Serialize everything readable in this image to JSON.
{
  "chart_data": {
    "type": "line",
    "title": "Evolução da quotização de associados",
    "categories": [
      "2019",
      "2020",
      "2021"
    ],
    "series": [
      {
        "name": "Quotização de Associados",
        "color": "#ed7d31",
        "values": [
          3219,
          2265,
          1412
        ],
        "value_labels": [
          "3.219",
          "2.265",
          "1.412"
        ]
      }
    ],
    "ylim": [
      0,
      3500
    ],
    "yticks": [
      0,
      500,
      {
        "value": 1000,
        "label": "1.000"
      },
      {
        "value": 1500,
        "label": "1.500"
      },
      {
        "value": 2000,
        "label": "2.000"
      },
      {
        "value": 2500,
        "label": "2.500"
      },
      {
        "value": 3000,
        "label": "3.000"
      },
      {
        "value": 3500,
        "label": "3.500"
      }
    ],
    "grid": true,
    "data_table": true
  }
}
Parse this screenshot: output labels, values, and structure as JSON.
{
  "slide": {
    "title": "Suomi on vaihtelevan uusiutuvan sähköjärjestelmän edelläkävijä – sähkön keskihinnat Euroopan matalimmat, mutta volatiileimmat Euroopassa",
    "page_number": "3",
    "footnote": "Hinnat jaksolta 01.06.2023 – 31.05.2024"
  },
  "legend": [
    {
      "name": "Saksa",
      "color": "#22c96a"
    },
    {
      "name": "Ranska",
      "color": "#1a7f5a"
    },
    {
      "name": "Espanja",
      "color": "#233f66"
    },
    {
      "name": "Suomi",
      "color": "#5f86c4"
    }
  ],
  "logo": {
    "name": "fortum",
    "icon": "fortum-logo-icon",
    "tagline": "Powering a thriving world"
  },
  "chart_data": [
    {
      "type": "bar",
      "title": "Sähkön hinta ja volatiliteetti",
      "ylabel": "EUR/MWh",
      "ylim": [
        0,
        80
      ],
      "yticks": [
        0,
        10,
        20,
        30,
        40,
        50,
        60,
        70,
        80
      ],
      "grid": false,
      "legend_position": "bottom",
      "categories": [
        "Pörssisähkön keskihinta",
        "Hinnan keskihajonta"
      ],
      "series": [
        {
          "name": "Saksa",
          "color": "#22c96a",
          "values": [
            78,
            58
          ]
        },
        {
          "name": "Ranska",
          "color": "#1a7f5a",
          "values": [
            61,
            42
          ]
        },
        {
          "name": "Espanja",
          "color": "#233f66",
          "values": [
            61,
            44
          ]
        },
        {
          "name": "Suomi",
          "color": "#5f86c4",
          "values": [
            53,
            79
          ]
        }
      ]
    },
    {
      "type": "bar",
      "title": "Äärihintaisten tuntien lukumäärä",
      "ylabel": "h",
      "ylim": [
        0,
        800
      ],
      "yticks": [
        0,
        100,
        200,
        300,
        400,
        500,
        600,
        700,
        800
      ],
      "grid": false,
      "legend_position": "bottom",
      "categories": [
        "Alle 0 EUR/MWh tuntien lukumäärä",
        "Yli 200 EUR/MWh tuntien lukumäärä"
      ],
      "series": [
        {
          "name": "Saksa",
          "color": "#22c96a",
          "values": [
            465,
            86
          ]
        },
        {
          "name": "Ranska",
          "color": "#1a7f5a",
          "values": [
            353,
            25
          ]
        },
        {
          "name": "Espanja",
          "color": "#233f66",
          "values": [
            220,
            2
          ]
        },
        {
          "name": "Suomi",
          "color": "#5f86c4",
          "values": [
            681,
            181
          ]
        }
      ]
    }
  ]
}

※ ※ ※

### EXERCISE DIRECTIONS:
Output the data above exactly, please, line for line.

### FINISHED EXERCISE:
Serialize everything readable in this image to JSON.
{
  "chart_data": {
    "type": "line",
    "title": "Evolução da quotização de associados",
    "categories": [
      "2019",
      "2020",
      "2021"
    ],
    "series": [
      {
        "name": "Quotização de Associados",
        "color": "#ed7d31",
        "values": [
          3219,
          2265,
          1412
        ],
        "value_labels": [
          "3.219",
          "2.265",
          "1.412"
        ]
      }
    ],
    "ylim": [
      0,
      3500
    ],
    "yticks": [
      0,
      500,
      {
        "value": 1000,
        "label": "1.000"
      },
      {
        "value": 1500,
        "label": "1.500"
      },
      {
        "value": 2000,
        "label": "2.000"
      },
      {
        "value": 2500,
        "label": "2.500"
      },
      {
        "value": 3000,
        "label": "3.000"
      },
      {
        "value": 3500,
        "label": "3.500"
      }
    ],
    "grid": true,
    "data_table": true
  }
}
Parse this screenshot: output labels, values, and structure as JSON.
{
  "slide": {
    "title": "Suomi on vaihtelevan uusiutuvan sähköjärjestelmän edelläkävijä – sähkön keskihinnat Euroopan matalimmat, mutta volatiileimmat Euroopassa",
    "page_number": "3",
    "footnote": "Hinnat jaksolta 01.06.2023 – 31.05.2024"
  },
  "legend": [
    {
      "name": "Saksa",
      "color": "#22c96a"
    },
    {
      "name": "Ranska",
      "color": "#1a7f5a"
    },
    {
      "name": "Espanja",
      "color": "#233f66"
    },
    {
      "name": "Suomi",
      "color": "#5f86c4"
    }
  ],
  "logo": {
    "name": "fortum",
    "icon": "fortum-logo-icon",
    "tagline": "Powering a thriving world"
  },
  "chart_data": [
    {
      "type": "bar",
      "title": "Sähkön hinta ja volatiliteetti",
      "ylabel": "EUR/MWh",
      "ylim": [
        0,
        80
      ],
      "yticks": [
        0,
        10,
        20,
        30,
        40,
        50,
        60,
        70,
        80
      ],
      "grid": false,
      "legend_position": "bottom",
      "categories": [
        "Pörssisähkön keskihinta",
        "Hinnan keskihajonta"
      ],
      "series": [
        {
          "name": "Saksa",
          "color": "#22c96a",
          "values": [
            78,
            58
          ]
        },
        {
          "name": "Ranska",
          "color": "#1a7f5a",
          "values": [
            61,
            42
          ]
        },
        {
          "name": "Espanja",
          "color": "#233f66",
          "values": [
            61,
            44
          ]
        },
        {
          "name": "Suomi",
          "color": "#5f86c4",
          "values": [
            53,
            79
          ]
        }
      ]
    },
    {
      "type": "bar",
      "title": "Äärihintaisten tuntien lukumäärä",
      "ylabel": "h",
      "ylim": [
        0,
        800
      ],
      "yticks": [
        0,
        100,
        200,
        300,
        400,
        500,
        600,
        700,
        800
      ],
      "grid": false,
      "legend_position": "bottom",
      "categories": [
        "Alle 0 EUR/MWh tuntien lukumäärä",
        "Yli 200 EUR/MWh tuntien lukumäärä"
      ],
      "series": [
        {
          "name": "Saksa",
          "color": "#22c96a",
          "values": [
            465,
            86
          ]
        },
        {
          "name": "Ranska",
          "color": "#1a7f5a",
          "values": [
            353,
            25
          ]
        },
        {
          "name": "Espanja",
          "color": "#233f66",
          "values": [
            220,
            2
          ]
        },
        {
          "name": "Suomi",
          "color": "#5f86c4",
          "values": [
            681,
            181
          ]
        }
      ]
    }
  ]
}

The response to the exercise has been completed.